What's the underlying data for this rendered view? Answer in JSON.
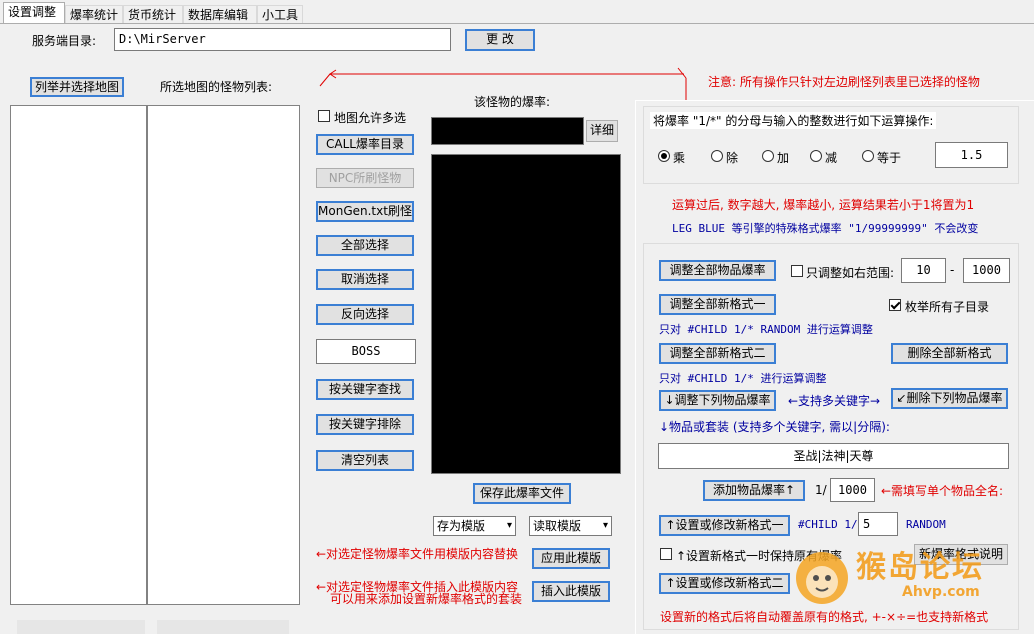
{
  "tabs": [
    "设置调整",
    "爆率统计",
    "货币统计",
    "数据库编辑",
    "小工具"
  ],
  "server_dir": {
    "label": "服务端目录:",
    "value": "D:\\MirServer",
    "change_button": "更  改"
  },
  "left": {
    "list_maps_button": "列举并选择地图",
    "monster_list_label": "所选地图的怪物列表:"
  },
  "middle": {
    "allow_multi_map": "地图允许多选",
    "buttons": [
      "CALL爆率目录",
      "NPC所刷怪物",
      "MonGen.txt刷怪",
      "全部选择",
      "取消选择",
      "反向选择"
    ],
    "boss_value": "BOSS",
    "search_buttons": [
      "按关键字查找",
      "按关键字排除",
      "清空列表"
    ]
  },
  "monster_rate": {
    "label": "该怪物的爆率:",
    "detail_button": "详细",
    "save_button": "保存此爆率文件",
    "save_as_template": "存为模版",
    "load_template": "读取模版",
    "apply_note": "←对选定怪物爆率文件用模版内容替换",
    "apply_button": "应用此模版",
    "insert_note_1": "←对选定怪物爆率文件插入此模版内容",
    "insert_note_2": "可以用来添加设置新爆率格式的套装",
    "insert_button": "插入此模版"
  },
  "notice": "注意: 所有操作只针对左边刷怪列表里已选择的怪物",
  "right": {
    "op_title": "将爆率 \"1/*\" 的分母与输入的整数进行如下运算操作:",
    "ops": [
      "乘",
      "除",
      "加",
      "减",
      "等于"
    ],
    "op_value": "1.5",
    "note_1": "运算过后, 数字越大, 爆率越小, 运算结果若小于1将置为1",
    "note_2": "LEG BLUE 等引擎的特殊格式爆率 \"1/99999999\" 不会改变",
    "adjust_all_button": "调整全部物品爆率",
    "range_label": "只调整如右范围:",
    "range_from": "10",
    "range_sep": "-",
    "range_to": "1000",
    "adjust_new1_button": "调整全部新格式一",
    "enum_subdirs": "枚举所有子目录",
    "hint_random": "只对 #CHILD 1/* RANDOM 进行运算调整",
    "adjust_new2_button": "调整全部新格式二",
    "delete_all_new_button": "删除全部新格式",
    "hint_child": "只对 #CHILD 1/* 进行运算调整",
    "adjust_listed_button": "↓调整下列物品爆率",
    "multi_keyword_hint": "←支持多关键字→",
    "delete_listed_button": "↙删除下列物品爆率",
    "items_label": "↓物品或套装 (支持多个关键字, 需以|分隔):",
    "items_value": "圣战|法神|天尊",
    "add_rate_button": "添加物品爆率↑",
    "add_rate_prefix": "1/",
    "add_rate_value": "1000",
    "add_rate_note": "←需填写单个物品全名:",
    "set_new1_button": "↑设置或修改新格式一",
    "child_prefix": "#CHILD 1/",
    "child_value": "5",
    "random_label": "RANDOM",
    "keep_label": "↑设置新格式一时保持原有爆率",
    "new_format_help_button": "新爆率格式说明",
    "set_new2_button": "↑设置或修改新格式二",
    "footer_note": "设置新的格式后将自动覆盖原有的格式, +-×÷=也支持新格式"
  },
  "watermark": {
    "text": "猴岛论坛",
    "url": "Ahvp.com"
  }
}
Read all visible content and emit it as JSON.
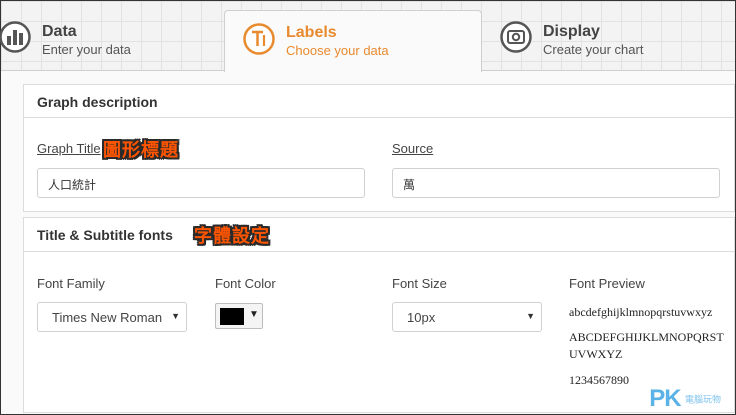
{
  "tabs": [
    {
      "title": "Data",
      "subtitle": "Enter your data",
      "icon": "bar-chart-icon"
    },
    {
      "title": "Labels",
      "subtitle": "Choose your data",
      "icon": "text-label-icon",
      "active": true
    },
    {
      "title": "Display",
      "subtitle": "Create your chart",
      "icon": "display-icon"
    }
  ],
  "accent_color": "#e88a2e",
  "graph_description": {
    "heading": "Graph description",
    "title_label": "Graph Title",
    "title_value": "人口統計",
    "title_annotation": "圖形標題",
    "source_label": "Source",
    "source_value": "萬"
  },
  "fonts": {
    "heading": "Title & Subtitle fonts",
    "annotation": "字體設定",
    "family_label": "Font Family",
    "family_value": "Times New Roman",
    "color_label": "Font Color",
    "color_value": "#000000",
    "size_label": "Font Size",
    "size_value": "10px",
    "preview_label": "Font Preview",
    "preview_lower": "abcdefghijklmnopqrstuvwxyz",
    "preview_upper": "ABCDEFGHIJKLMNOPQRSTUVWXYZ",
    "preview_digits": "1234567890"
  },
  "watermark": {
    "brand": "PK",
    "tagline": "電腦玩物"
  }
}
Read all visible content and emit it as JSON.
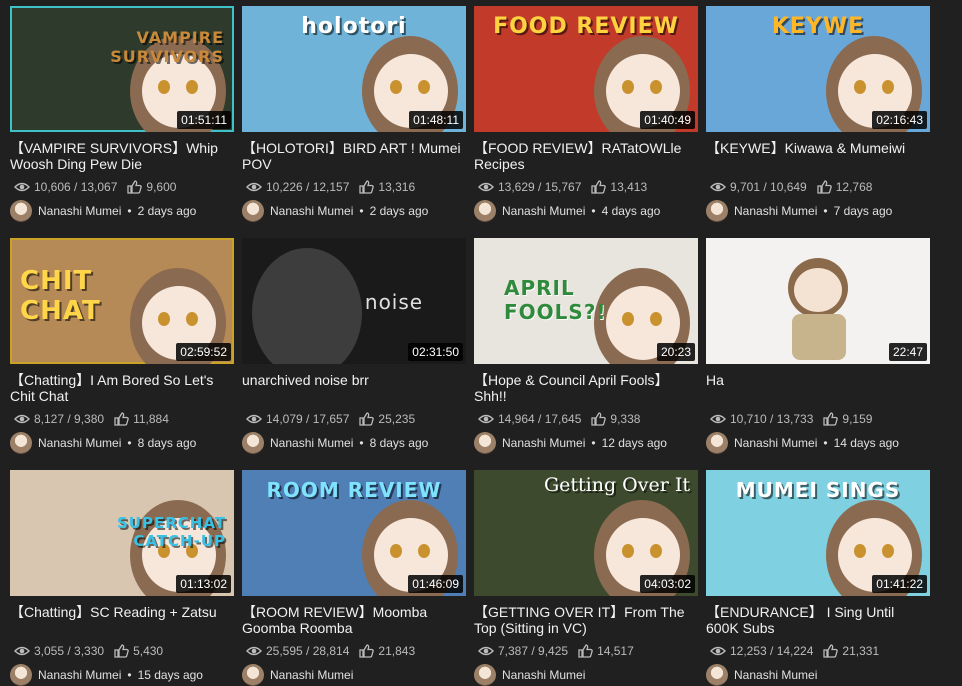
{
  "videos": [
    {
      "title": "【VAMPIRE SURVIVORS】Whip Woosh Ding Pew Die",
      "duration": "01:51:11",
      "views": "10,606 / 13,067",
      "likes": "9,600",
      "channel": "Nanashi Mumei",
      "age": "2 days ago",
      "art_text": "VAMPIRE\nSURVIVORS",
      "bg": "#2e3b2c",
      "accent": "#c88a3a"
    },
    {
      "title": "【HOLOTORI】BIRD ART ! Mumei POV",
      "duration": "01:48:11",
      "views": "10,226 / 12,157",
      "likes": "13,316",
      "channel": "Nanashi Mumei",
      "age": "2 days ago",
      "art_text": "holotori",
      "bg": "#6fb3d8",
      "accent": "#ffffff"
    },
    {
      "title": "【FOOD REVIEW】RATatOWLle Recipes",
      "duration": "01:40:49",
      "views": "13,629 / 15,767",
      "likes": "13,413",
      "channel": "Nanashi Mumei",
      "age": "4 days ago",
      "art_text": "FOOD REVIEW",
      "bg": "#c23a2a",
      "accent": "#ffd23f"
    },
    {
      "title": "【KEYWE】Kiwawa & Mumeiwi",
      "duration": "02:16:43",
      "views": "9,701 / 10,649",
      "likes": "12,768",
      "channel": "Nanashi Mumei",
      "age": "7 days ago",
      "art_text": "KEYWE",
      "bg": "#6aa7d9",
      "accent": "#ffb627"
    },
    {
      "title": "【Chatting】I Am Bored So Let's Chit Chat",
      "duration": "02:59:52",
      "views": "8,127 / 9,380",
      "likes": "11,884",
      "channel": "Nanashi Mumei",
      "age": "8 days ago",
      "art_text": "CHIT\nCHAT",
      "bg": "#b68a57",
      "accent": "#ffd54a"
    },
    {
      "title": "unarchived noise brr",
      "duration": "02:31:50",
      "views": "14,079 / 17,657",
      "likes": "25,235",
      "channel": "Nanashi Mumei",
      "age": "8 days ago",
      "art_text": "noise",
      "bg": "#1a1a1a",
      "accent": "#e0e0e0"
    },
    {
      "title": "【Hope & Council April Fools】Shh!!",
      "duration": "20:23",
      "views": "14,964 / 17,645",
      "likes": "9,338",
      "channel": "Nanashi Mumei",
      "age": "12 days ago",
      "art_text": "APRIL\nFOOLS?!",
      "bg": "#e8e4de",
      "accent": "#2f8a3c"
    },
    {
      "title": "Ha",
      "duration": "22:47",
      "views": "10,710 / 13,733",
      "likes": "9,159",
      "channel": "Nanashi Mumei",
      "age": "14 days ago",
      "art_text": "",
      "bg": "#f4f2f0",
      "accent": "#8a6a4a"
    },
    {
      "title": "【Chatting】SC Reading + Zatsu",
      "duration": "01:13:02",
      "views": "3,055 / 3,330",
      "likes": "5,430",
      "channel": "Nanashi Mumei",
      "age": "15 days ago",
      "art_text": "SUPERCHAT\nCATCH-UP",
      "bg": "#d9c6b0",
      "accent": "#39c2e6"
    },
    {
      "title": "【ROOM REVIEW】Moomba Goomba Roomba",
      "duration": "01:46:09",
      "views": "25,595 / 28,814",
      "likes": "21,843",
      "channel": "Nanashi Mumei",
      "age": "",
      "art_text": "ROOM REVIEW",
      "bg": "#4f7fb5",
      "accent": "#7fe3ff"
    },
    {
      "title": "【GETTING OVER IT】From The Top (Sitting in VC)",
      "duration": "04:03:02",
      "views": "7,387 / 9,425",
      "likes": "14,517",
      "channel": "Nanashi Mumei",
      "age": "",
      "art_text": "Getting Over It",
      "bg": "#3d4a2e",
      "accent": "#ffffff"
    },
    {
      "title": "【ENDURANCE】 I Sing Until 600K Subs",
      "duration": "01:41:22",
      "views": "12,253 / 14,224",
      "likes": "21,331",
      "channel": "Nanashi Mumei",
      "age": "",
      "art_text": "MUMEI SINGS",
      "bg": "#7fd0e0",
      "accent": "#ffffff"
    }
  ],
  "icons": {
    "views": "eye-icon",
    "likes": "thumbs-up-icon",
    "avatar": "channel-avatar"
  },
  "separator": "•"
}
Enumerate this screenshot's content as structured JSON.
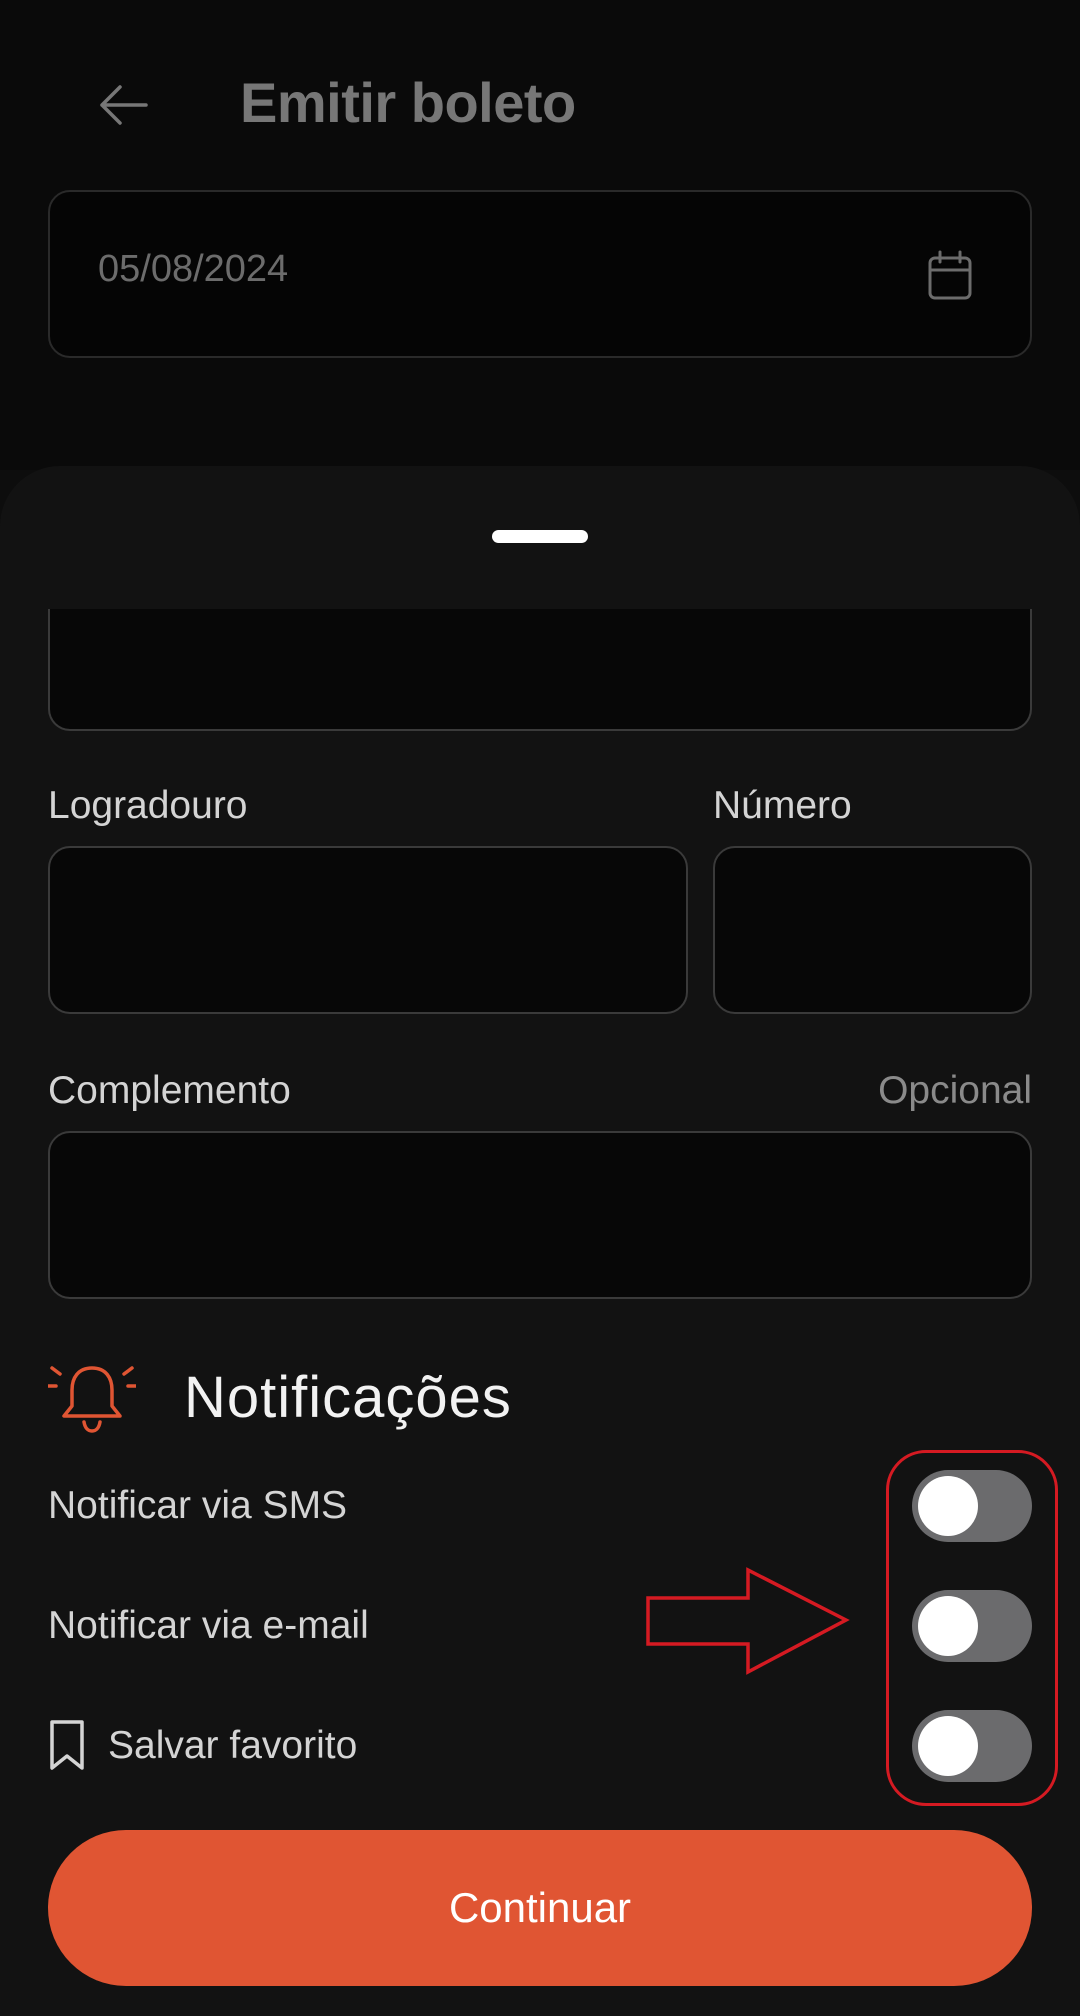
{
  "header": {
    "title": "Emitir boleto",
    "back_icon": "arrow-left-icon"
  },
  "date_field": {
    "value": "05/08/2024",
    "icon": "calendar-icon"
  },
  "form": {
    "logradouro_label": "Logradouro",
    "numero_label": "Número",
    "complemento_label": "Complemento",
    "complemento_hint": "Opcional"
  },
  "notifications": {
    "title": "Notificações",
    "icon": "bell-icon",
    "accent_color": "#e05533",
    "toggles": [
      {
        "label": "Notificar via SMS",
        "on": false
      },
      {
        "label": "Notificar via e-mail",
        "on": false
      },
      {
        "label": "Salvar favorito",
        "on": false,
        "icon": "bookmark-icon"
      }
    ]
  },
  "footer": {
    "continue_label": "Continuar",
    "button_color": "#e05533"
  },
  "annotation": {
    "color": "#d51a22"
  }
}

Set problem:
Copy out each line of the data where the string "VAMPIRE" appears.

Expected output:
      "title": "【VAMPIRE SURVIVORS】Whip Woosh Ding Pew Die",
      "art_text": "VAMPIRE\nSURVIVORS",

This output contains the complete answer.